## Provided records:
+ + + +
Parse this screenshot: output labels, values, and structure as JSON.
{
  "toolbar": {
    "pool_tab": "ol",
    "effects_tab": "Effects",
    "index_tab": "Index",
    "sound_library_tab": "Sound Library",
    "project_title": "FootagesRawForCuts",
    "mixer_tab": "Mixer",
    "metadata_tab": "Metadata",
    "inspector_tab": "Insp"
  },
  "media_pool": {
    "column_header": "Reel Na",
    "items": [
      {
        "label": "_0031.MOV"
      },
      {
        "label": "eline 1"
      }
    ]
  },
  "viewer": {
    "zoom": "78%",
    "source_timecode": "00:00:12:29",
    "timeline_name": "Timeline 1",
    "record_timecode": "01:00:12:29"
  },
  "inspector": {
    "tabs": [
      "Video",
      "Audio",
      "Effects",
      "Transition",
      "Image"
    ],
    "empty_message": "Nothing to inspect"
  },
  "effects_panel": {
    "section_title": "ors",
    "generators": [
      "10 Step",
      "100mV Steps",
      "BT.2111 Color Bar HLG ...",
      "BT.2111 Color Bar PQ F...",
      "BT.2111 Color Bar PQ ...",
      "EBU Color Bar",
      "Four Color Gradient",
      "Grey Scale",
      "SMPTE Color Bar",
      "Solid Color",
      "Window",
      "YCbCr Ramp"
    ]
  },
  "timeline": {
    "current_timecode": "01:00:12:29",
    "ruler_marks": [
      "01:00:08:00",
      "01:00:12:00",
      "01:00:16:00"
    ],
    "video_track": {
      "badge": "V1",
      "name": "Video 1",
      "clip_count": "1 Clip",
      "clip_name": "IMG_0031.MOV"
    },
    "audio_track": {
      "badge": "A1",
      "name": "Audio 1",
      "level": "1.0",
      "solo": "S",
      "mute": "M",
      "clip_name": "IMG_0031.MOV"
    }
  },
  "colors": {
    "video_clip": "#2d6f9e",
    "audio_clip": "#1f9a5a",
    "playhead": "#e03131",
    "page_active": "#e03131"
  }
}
+ + + +
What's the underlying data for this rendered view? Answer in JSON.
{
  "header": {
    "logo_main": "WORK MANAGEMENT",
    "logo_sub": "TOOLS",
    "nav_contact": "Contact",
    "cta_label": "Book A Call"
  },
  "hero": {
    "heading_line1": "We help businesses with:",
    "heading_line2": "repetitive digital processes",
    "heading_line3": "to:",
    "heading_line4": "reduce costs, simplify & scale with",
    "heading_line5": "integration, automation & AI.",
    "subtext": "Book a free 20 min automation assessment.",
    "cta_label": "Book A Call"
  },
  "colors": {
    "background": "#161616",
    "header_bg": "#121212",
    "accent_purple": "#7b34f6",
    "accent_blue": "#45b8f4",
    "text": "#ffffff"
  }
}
+ + + +
## Aim of the task:
Go through the records and pull out each line that includes the word "JSON".

## Exercise answer:
Parse this screenshot: output labels, values, and structure as JSON.
What's the underlying data for this rendered view? Answer in JSON.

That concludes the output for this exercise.